- Set exercise
Determine how many lines of the data below contain "宁波市民用建筑设计研究有限公司", then give only that number.

- Material
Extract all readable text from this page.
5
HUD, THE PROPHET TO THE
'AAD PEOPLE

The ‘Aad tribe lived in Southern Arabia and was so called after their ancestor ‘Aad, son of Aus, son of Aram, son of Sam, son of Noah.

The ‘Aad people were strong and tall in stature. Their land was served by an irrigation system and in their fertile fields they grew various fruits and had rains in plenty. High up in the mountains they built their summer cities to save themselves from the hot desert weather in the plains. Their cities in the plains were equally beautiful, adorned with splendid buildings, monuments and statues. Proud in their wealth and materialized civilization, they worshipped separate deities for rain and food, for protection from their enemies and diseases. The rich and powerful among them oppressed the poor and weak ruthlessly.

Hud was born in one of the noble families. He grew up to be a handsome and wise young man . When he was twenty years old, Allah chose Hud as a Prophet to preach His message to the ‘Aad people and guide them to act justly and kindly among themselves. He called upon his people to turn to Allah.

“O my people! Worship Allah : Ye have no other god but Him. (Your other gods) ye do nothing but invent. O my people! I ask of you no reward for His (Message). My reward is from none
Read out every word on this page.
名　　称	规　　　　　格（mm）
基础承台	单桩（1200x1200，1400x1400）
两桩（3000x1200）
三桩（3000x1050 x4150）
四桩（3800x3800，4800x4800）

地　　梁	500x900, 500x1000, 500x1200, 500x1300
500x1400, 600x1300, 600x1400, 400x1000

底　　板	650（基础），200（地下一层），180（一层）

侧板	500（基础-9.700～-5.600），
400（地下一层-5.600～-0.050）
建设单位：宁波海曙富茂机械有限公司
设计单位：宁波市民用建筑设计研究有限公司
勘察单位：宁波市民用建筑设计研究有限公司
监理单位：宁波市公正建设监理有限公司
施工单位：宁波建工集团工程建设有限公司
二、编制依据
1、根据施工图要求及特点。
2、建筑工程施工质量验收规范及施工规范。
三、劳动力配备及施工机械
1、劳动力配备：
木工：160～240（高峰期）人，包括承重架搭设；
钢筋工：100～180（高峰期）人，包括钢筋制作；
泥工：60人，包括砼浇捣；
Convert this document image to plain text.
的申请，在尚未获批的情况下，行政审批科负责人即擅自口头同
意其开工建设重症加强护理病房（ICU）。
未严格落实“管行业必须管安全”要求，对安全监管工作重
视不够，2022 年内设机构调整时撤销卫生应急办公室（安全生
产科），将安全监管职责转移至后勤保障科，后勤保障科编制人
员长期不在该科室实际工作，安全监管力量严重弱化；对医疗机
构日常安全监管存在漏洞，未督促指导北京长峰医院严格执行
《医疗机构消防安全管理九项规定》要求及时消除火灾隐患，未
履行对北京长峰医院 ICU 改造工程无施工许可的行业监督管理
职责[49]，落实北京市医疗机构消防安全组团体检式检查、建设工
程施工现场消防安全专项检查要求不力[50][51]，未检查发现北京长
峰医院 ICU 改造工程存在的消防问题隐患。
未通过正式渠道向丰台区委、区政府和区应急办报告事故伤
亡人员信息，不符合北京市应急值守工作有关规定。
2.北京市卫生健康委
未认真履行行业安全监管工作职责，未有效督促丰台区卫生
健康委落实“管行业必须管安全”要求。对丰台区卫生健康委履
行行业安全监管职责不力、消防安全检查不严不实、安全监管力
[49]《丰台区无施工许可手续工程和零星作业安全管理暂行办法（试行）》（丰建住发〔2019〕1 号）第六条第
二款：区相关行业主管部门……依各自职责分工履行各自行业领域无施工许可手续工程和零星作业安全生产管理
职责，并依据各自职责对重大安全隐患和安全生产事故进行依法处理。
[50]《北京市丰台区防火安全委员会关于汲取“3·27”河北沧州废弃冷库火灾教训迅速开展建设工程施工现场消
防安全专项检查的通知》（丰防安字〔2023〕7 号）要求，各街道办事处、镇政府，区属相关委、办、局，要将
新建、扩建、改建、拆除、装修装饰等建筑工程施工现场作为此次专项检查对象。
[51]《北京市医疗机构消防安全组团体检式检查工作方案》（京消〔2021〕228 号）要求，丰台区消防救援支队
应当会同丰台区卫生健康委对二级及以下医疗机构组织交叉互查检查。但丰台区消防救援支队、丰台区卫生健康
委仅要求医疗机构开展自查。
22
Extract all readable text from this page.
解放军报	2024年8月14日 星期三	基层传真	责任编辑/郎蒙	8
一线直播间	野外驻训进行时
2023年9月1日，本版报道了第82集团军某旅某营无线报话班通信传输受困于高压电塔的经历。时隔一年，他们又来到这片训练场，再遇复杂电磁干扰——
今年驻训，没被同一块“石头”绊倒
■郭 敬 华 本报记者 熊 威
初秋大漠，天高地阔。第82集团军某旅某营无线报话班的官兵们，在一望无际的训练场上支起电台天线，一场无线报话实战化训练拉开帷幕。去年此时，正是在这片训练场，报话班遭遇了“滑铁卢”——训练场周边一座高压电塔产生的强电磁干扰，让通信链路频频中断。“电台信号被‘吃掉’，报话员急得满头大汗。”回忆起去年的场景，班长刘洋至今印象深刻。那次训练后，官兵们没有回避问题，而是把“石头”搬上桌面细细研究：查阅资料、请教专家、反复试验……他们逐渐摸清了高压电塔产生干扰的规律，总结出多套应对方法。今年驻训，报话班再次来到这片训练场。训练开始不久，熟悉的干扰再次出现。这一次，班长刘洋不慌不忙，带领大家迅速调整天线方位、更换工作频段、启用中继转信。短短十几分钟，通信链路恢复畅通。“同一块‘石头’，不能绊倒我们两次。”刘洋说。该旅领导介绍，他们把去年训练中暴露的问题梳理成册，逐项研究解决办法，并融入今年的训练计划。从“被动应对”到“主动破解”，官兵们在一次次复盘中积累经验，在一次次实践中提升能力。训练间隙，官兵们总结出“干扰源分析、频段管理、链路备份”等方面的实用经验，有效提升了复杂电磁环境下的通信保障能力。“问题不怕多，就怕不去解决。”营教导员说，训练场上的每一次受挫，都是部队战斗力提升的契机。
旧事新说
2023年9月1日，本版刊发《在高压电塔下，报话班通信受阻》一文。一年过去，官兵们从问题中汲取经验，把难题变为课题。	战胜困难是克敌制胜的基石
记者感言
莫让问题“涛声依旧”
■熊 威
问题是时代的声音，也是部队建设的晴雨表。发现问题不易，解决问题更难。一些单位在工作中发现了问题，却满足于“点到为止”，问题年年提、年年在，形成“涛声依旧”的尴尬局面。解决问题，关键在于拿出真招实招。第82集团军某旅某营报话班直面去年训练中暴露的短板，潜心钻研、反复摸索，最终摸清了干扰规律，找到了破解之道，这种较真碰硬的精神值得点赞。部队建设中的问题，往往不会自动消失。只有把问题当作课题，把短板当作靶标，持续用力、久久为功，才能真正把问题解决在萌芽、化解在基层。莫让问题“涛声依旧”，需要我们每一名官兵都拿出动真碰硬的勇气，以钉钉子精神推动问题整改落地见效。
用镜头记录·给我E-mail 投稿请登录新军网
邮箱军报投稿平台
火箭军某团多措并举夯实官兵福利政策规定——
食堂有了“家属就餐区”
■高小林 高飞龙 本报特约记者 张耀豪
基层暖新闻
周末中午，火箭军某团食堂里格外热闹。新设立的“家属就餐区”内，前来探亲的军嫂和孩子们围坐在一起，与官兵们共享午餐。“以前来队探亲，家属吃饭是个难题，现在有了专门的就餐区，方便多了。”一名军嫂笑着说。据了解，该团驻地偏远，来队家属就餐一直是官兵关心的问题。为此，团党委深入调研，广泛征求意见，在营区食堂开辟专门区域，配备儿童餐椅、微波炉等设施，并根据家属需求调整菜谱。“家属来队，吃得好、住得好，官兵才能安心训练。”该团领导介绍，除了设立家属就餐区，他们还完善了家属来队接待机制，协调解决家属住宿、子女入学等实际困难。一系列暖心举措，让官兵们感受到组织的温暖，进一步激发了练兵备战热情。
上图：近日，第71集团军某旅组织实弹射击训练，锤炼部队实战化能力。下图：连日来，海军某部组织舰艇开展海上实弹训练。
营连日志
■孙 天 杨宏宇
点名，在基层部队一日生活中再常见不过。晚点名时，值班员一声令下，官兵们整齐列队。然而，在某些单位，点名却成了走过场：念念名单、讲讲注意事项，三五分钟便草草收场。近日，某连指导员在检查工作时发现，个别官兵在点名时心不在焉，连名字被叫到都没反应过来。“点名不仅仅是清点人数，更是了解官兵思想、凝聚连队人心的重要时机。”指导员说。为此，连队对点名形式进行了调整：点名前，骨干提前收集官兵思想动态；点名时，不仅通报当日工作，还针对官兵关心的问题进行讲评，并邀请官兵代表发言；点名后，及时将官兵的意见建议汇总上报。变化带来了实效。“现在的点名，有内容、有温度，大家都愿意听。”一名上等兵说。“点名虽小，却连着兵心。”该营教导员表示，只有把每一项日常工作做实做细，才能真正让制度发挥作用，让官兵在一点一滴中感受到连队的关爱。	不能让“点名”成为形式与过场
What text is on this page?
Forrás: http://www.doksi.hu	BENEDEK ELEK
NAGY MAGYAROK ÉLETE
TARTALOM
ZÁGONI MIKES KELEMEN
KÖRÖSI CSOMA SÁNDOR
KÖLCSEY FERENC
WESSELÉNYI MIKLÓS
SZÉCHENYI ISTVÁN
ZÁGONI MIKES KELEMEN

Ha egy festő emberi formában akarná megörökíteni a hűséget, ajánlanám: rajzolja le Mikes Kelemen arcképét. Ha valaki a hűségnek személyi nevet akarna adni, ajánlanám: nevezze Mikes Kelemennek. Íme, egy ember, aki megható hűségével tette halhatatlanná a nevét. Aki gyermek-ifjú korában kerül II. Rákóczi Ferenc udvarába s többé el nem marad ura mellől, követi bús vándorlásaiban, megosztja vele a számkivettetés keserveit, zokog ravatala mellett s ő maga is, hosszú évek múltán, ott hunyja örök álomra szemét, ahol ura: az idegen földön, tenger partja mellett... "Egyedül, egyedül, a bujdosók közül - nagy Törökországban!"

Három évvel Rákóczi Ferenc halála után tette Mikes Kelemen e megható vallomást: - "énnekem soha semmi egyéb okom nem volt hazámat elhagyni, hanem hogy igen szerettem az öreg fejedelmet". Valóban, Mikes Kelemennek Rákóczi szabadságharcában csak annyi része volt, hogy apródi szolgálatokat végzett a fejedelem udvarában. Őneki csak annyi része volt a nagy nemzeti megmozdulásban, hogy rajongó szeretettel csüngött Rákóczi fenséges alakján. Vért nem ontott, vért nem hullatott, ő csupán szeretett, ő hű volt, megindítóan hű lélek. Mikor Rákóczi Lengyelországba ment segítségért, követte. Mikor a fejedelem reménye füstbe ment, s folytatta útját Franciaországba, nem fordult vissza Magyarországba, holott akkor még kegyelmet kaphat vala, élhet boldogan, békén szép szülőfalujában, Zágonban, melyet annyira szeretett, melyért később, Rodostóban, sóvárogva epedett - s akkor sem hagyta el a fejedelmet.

- Written answer
2